* begin Records to use *

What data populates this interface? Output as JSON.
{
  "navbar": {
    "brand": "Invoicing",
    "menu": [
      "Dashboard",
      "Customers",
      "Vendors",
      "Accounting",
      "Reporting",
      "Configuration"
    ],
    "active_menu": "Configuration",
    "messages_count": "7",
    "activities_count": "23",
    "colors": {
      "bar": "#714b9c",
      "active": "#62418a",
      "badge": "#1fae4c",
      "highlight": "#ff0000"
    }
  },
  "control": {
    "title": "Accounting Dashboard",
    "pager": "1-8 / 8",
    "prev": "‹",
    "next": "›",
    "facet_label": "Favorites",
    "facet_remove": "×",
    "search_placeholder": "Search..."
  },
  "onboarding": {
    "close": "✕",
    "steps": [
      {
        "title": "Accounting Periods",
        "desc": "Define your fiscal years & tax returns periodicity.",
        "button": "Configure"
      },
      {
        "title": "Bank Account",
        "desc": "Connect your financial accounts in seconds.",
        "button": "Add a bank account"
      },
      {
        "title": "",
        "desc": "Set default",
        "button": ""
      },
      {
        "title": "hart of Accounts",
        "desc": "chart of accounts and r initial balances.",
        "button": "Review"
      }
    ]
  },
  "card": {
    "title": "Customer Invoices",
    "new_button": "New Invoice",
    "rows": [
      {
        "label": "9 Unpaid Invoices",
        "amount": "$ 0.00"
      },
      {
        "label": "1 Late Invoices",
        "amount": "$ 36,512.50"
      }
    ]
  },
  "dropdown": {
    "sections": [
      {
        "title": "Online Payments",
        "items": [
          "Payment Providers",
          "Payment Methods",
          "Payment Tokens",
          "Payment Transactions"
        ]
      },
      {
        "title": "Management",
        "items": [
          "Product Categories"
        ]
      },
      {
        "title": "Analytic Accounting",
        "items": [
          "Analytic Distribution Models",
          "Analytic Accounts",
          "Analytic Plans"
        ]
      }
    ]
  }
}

* end Records to use *
* begin Records to use *

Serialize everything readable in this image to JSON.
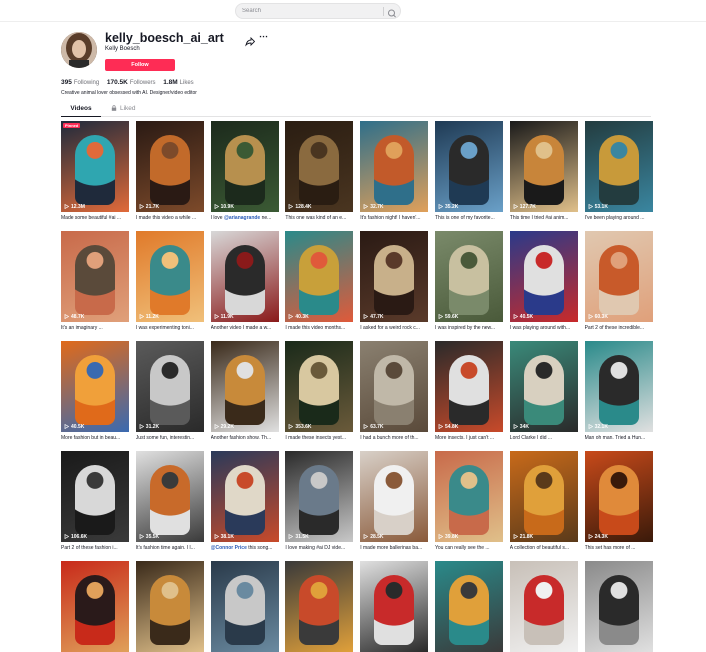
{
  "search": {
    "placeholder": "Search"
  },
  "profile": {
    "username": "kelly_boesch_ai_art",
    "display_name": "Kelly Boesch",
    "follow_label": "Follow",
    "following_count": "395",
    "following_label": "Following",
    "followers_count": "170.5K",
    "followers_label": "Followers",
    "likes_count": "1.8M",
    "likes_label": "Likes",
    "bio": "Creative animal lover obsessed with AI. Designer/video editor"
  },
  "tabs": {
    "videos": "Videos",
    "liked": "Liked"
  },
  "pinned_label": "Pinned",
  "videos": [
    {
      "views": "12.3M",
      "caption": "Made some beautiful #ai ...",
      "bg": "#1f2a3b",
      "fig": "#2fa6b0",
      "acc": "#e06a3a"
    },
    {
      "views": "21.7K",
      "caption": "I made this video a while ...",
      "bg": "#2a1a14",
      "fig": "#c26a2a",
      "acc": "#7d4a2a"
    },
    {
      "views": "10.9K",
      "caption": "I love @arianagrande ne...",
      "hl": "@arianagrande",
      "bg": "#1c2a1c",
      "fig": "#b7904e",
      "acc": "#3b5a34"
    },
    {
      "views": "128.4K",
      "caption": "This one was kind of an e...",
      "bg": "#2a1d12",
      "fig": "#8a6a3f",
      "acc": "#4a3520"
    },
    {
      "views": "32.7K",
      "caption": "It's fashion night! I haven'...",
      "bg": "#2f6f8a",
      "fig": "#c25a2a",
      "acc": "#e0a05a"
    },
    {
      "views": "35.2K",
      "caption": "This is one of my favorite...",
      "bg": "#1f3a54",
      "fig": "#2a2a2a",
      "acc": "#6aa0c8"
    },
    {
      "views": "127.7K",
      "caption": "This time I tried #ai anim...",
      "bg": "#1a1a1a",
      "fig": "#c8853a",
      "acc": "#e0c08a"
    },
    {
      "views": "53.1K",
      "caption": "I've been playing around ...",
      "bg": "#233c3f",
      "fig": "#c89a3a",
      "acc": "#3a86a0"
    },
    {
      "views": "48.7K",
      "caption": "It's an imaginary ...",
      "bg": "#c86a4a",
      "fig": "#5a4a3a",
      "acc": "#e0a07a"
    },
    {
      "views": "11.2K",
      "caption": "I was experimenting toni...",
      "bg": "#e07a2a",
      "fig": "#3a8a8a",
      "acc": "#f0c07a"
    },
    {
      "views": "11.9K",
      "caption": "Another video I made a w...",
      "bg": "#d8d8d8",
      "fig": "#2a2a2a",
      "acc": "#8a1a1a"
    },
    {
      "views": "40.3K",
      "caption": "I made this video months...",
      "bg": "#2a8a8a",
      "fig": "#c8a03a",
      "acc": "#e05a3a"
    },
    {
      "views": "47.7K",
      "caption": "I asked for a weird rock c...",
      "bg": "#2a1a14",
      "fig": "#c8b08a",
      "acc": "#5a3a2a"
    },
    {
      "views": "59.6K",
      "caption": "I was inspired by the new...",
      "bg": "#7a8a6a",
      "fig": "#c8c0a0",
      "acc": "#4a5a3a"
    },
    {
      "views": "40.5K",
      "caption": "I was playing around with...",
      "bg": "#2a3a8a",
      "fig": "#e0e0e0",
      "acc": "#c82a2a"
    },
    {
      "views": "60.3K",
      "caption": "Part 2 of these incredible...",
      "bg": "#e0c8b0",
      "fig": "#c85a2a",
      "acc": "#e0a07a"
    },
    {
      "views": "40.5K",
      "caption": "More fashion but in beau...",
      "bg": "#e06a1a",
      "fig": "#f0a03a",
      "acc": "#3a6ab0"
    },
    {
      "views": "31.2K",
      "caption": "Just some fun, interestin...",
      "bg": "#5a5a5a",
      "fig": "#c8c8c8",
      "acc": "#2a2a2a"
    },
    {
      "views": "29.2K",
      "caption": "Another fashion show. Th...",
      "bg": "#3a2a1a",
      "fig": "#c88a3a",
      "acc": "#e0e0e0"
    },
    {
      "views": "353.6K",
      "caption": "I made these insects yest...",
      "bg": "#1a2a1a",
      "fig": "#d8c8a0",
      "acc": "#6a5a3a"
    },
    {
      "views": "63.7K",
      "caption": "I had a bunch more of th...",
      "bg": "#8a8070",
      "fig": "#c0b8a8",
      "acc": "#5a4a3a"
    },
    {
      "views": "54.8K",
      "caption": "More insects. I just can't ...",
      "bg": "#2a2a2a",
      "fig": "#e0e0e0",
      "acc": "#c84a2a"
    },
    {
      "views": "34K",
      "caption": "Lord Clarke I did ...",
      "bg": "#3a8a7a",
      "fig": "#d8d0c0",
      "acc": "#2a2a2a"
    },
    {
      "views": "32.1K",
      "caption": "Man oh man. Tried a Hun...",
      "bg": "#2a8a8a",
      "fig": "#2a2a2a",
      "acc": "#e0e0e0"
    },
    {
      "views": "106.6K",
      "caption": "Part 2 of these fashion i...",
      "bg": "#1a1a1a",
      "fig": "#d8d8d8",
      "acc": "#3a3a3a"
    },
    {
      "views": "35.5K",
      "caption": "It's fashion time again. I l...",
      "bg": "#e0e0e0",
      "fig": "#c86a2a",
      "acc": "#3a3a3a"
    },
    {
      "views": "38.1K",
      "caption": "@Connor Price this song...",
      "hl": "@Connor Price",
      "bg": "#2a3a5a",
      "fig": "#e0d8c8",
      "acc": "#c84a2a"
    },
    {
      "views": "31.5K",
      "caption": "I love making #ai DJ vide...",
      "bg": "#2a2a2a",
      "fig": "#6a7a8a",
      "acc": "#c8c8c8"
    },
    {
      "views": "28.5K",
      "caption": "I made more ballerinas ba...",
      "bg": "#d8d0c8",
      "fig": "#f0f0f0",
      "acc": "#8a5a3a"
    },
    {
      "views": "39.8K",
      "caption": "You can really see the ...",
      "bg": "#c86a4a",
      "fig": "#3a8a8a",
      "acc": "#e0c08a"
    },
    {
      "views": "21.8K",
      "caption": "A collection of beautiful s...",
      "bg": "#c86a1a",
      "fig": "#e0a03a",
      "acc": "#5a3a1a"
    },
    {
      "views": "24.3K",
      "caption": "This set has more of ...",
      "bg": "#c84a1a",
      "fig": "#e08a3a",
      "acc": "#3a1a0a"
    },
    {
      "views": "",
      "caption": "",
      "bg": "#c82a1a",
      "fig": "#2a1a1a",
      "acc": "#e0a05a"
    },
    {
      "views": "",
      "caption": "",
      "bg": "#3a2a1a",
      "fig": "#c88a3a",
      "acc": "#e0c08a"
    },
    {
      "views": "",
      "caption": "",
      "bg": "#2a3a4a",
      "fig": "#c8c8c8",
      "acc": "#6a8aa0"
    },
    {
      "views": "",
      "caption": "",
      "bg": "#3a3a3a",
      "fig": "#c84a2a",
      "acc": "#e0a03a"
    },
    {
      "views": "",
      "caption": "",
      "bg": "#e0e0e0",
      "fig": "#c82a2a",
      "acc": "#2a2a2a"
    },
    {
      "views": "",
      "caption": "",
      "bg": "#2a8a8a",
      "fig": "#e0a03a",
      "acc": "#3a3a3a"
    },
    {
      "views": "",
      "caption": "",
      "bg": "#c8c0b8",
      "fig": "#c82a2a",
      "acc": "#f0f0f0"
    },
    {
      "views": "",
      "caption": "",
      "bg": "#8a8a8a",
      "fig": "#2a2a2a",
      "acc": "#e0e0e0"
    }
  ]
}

* end Records to use *

*Stated task*.
Copy every line of the listing containing the string "time".

*Response to the exercise*.
      "caption": "This time I tried #ai anim...",
      "caption": "It's fashion time again. I l...",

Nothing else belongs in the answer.